SET TASK: Reproduce all of the listing below without alteration.

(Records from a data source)
____
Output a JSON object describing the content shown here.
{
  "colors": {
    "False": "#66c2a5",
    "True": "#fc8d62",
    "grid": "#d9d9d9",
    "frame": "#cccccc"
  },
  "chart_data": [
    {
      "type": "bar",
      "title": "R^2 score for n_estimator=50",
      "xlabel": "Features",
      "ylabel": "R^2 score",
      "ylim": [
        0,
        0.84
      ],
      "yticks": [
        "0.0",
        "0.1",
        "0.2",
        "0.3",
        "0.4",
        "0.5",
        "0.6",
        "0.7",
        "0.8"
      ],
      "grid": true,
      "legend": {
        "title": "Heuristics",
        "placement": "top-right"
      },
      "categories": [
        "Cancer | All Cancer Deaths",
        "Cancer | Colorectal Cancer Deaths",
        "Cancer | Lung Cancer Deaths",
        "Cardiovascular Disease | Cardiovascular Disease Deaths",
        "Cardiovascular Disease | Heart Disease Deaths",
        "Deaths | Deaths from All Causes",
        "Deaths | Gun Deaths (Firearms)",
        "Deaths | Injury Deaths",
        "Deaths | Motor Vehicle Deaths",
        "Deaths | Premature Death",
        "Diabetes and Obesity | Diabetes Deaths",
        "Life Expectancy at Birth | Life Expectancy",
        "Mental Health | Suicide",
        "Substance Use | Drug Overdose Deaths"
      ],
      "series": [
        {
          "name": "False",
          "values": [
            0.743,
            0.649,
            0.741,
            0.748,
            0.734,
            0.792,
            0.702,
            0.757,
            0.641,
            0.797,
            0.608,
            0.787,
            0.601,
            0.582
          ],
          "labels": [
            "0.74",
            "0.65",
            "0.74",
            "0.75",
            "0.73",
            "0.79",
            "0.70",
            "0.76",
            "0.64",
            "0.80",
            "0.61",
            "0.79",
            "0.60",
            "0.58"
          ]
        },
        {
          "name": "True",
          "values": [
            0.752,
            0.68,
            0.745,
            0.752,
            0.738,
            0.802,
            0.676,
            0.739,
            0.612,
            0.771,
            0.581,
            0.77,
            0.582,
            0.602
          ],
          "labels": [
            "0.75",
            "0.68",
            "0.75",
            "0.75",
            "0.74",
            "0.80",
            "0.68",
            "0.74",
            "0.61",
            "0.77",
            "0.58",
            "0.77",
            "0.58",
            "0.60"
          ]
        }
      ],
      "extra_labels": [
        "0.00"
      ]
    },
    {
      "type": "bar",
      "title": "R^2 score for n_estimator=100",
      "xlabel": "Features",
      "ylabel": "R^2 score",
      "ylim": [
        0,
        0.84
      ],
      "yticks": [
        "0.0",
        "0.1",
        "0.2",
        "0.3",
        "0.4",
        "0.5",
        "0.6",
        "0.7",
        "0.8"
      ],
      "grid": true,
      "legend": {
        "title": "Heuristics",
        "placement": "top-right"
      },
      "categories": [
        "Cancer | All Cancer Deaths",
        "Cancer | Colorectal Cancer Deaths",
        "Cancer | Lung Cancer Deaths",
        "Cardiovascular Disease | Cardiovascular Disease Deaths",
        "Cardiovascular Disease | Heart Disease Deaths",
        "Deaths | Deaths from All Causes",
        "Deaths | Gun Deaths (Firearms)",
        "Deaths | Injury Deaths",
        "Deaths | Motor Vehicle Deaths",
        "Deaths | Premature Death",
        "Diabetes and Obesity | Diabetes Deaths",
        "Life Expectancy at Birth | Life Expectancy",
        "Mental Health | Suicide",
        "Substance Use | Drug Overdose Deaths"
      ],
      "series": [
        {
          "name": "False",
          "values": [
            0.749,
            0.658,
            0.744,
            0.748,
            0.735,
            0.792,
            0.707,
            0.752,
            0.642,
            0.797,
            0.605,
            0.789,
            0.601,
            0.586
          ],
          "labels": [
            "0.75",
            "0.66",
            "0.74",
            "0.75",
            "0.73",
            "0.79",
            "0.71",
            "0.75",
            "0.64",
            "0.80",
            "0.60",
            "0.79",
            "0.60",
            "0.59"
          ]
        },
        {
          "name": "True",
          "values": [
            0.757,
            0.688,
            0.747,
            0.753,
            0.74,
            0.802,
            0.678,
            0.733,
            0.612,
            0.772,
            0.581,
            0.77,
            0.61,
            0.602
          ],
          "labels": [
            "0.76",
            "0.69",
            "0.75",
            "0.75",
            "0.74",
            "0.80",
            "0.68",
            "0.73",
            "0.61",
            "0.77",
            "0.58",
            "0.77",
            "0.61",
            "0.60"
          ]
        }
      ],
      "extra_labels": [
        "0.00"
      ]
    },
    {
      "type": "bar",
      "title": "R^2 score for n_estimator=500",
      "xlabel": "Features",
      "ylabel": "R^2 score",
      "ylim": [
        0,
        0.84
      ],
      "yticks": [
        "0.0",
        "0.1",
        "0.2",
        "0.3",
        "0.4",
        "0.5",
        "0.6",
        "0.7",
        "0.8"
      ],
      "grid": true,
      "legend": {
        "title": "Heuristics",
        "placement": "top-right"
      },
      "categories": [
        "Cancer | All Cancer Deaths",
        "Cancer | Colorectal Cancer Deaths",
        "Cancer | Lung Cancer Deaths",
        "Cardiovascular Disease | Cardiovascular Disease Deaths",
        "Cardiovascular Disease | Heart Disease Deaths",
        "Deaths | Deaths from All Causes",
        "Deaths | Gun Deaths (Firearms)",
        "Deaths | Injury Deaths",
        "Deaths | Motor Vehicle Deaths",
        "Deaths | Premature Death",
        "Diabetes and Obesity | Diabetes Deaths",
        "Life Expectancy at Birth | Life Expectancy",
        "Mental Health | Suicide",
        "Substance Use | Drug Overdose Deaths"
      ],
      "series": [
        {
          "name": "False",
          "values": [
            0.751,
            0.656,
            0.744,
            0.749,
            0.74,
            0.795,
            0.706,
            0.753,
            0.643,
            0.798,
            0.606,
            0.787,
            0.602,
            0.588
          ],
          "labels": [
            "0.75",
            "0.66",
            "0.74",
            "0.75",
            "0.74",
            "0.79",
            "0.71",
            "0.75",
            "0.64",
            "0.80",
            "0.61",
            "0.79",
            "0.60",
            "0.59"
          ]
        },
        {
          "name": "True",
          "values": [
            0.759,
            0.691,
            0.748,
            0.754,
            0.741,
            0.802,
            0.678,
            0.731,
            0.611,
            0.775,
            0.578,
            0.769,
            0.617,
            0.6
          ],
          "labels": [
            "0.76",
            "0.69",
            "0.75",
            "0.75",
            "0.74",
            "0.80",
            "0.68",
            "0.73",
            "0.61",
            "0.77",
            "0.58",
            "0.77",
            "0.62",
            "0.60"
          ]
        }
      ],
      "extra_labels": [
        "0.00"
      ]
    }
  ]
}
____
FULL SOLUTION:
Output a JSON object describing the content shown here.
{
  "colors": {
    "False": "#66c2a5",
    "True": "#fc8d62",
    "grid": "#d9d9d9",
    "frame": "#cccccc"
  },
  "chart_data": [
    {
      "type": "bar",
      "title": "R^2 score for n_estimator=50",
      "xlabel": "Features",
      "ylabel": "R^2 score",
      "ylim": [
        0,
        0.84
      ],
      "yticks": [
        "0.0",
        "0.1",
        "0.2",
        "0.3",
        "0.4",
        "0.5",
        "0.6",
        "0.7",
        "0.8"
      ],
      "grid": true,
      "legend": {
        "title": "Heuristics",
        "placement": "top-right"
      },
      "categories": [
        "Cancer | All Cancer Deaths",
        "Cancer | Colorectal Cancer Deaths",
        "Cancer | Lung Cancer Deaths",
        "Cardiovascular Disease | Cardiovascular Disease Deaths",
        "Cardiovascular Disease | Heart Disease Deaths",
        "Deaths | Deaths from All Causes",
        "Deaths | Gun Deaths (Firearms)",
        "Deaths | Injury Deaths",
        "Deaths | Motor Vehicle Deaths",
        "Deaths | Premature Death",
        "Diabetes and Obesity | Diabetes Deaths",
        "Life Expectancy at Birth | Life Expectancy",
        "Mental Health | Suicide",
        "Substance Use | Drug Overdose Deaths"
      ],
      "series": [
        {
          "name": "False",
          "values": [
            0.743,
            0.649,
            0.741,
            0.748,
            0.734,
            0.792,
            0.702,
            0.757,
            0.641,
            0.797,
            0.608,
            0.787,
            0.601,
            0.582
          ],
          "labels": [
            "0.74",
            "0.65",
            "0.74",
            "0.75",
            "0.73",
            "0.79",
            "0.70",
            "0.76",
            "0.64",
            "0.80",
            "0.61",
            "0.79",
            "0.60",
            "0.58"
          ]
        },
        {
          "name": "True",
          "values": [
            0.752,
            0.68,
            0.745,
            0.752,
            0.738,
            0.802,
            0.676,
            0.739,
            0.612,
            0.771,
            0.581,
            0.77,
            0.582,
            0.602
          ],
          "labels": [
            "0.75",
            "0.68",
            "0.75",
            "0.75",
            "0.74",
            "0.80",
            "0.68",
            "0.74",
            "0.61",
            "0.77",
            "0.58",
            "0.77",
            "0.58",
            "0.60"
          ]
        }
      ],
      "extra_labels": [
        "0.00"
      ]
    },
    {
      "type": "bar",
      "title": "R^2 score for n_estimator=100",
      "xlabel": "Features",
      "ylabel": "R^2 score",
      "ylim": [
        0,
        0.84
      ],
      "yticks": [
        "0.0",
        "0.1",
        "0.2",
        "0.3",
        "0.4",
        "0.5",
        "0.6",
        "0.7",
        "0.8"
      ],
      "grid": true,
      "legend": {
        "title": "Heuristics",
        "placement": "top-right"
      },
      "categories": [
        "Cancer | All Cancer Deaths",
        "Cancer | Colorectal Cancer Deaths",
        "Cancer | Lung Cancer Deaths",
        "Cardiovascular Disease | Cardiovascular Disease Deaths",
        "Cardiovascular Disease | Heart Disease Deaths",
        "Deaths | Deaths from All Causes",
        "Deaths | Gun Deaths (Firearms)",
        "Deaths | Injury Deaths",
        "Deaths | Motor Vehicle Deaths",
        "Deaths | Premature Death",
        "Diabetes and Obesity | Diabetes Deaths",
        "Life Expectancy at Birth | Life Expectancy",
        "Mental Health | Suicide",
        "Substance Use | Drug Overdose Deaths"
      ],
      "series": [
        {
          "name": "False",
          "values": [
            0.749,
            0.658,
            0.744,
            0.748,
            0.735,
            0.792,
            0.707,
            0.752,
            0.642,
            0.797,
            0.605,
            0.789,
            0.601,
            0.586
          ],
          "labels": [
            "0.75",
            "0.66",
            "0.74",
            "0.75",
            "0.73",
            "0.79",
            "0.71",
            "0.75",
            "0.64",
            "0.80",
            "0.60",
            "0.79",
            "0.60",
            "0.59"
          ]
        },
        {
          "name": "True",
          "values": [
            0.757,
            0.688,
            0.747,
            0.753,
            0.74,
            0.802,
            0.678,
            0.733,
            0.612,
            0.772,
            0.581,
            0.77,
            0.61,
            0.602
          ],
          "labels": [
            "0.76",
            "0.69",
            "0.75",
            "0.75",
            "0.74",
            "0.80",
            "0.68",
            "0.73",
            "0.61",
            "0.77",
            "0.58",
            "0.77",
            "0.61",
            "0.60"
          ]
        }
      ],
      "extra_labels": [
        "0.00"
      ]
    },
    {
      "type": "bar",
      "title": "R^2 score for n_estimator=500",
      "xlabel": "Features",
      "ylabel": "R^2 score",
      "ylim": [
        0,
        0.84
      ],
      "yticks": [
        "0.0",
        "0.1",
        "0.2",
        "0.3",
        "0.4",
        "0.5",
        "0.6",
        "0.7",
        "0.8"
      ],
      "grid": true,
      "legend": {
        "title": "Heuristics",
        "placement": "top-right"
      },
      "categories": [
        "Cancer | All Cancer Deaths",
        "Cancer | Colorectal Cancer Deaths",
        "Cancer | Lung Cancer Deaths",
        "Cardiovascular Disease | Cardiovascular Disease Deaths",
        "Cardiovascular Disease | Heart Disease Deaths",
        "Deaths | Deaths from All Causes",
        "Deaths | Gun Deaths (Firearms)",
        "Deaths | Injury Deaths",
        "Deaths | Motor Vehicle Deaths",
        "Deaths | Premature Death",
        "Diabetes and Obesity | Diabetes Deaths",
        "Life Expectancy at Birth | Life Expectancy",
        "Mental Health | Suicide",
        "Substance Use | Drug Overdose Deaths"
      ],
      "series": [
        {
          "name": "False",
          "values": [
            0.751,
            0.656,
            0.744,
            0.749,
            0.74,
            0.795,
            0.706,
            0.753,
            0.643,
            0.798,
            0.606,
            0.787,
            0.602,
            0.588
          ],
          "labels": [
            "0.75",
            "0.66",
            "0.74",
            "0.75",
            "0.74",
            "0.79",
            "0.71",
            "0.75",
            "0.64",
            "0.80",
            "0.61",
            "0.79",
            "0.60",
            "0.59"
          ]
        },
        {
          "name": "True",
          "values": [
            0.759,
            0.691,
            0.748,
            0.754,
            0.741,
            0.802,
            0.678,
            0.731,
            0.611,
            0.775,
            0.578,
            0.769,
            0.617,
            0.6
          ],
          "labels": [
            "0.76",
            "0.69",
            "0.75",
            "0.75",
            "0.74",
            "0.80",
            "0.68",
            "0.73",
            "0.61",
            "0.77",
            "0.58",
            "0.77",
            "0.62",
            "0.60"
          ]
        }
      ],
      "extra_labels": [
        "0.00"
      ]
    }
  ]
}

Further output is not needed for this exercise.